• WRITTEN INSTRUCTION:
Tally the lines that hold the string "title", and reply with the count alone.

--- Start EXERCISE DATA ---

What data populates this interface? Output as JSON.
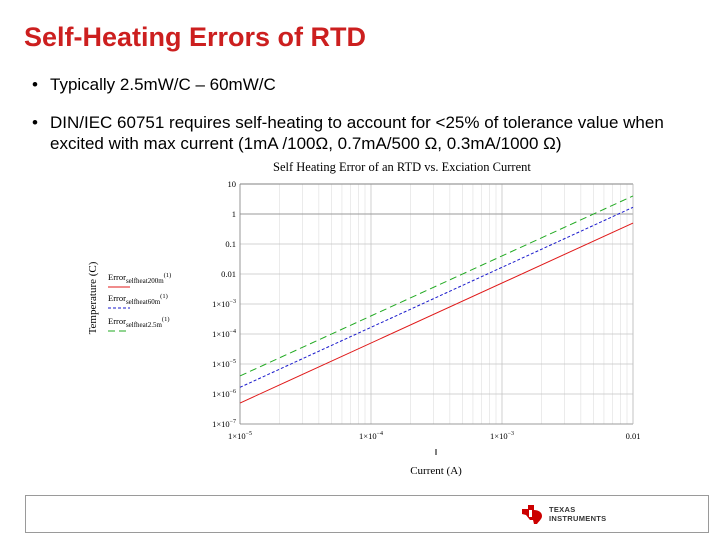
{
  "slide": {
    "title": "Self-Heating Errors of RTD",
    "bullets": [
      "Typically 2.5mW/C – 60mW/C",
      "DIN/IEC 60751 requires self-heating to account for <25% of tolerance value when excited with max current (1mA /100Ω, 0.7mA/500 Ω, 0.3mA/1000 Ω)"
    ],
    "bullet_symbol": "•"
  },
  "logo": {
    "line1": "TEXAS",
    "line2": "INSTRUMENTS",
    "color": "#cc0000"
  },
  "chart_data": {
    "type": "line",
    "title": "Self Heating Error of an RTD vs. Exciation Current",
    "xlabel": "Current (A)",
    "ylabel": "Temperature (C)",
    "x_scale": "log",
    "y_scale": "log",
    "xlim": [
      1e-05,
      0.01
    ],
    "ylim": [
      1e-07,
      10
    ],
    "grid": true,
    "x_ticks": [
      {
        "value": 1e-05,
        "base": "1×10",
        "exp": "−5"
      },
      {
        "value": 0.0001,
        "base": "1×10",
        "exp": "−4"
      },
      {
        "value": 0.001,
        "base": "1×10",
        "exp": "−3"
      },
      {
        "value": 0.01,
        "base": "0.01",
        "exp": ""
      }
    ],
    "y_ticks": [
      {
        "value": 10,
        "base": "10",
        "exp": ""
      },
      {
        "value": 1,
        "base": "1",
        "exp": ""
      },
      {
        "value": 0.1,
        "base": "0.1",
        "exp": ""
      },
      {
        "value": 0.01,
        "base": "0.01",
        "exp": ""
      },
      {
        "value": 0.001,
        "base": "1×10",
        "exp": "−3"
      },
      {
        "value": 0.0001,
        "base": "1×10",
        "exp": "−4"
      },
      {
        "value": 1e-05,
        "base": "1×10",
        "exp": "−5"
      },
      {
        "value": 1e-06,
        "base": "1×10",
        "exp": "−6"
      },
      {
        "value": 1e-07,
        "base": "1×10",
        "exp": "−7"
      }
    ],
    "series": [
      {
        "name": "Error",
        "sub": "selfheat200m",
        "sup": "(1)",
        "color": "#e01818",
        "dash": "",
        "x": [
          1e-05,
          0.01
        ],
        "y": [
          5e-07,
          0.5
        ]
      },
      {
        "name": "Error",
        "sub": "selfheat60m",
        "sup": "(1)",
        "color": "#1a1acc",
        "dash": "3,2",
        "x": [
          1e-05,
          0.01
        ],
        "y": [
          1.67e-06,
          1.67
        ]
      },
      {
        "name": "Error",
        "sub": "selfheat2.5m",
        "sup": "(1)",
        "color": "#22aa22",
        "dash": "7,4",
        "x": [
          1e-05,
          0.01
        ],
        "y": [
          4e-06,
          4
        ]
      }
    ]
  }
}
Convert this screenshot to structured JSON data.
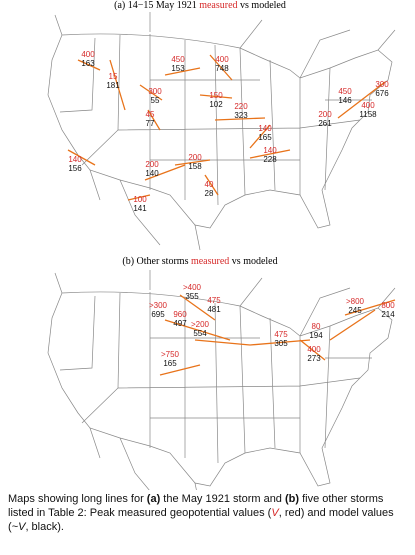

--- End EXERCISE DATA ---

• RESULT OF THE EXERCISE:
2